#### Records to use:

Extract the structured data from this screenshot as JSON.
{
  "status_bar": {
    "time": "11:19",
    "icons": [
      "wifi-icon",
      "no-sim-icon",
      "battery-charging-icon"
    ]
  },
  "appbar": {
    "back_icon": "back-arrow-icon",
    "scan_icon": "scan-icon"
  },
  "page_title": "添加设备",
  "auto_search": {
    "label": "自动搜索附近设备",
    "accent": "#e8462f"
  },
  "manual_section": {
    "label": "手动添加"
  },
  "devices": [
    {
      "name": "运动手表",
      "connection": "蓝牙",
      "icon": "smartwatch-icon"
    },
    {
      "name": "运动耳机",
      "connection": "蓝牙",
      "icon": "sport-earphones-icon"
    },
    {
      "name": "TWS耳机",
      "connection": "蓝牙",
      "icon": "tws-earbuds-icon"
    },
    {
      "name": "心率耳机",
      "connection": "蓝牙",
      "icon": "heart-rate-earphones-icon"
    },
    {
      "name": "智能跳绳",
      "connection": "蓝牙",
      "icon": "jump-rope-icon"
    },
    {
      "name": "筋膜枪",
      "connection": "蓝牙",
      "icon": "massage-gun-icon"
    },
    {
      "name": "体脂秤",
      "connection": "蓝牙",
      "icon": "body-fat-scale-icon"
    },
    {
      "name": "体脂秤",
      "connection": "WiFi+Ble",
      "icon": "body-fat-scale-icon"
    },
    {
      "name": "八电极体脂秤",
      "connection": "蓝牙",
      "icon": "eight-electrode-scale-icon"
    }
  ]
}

#### What to produce:
Return all lines containing the word "earphones".

#### Answer to this task:
      "icon": "sport-earphones-icon"
      "icon": "heart-rate-earphones-icon"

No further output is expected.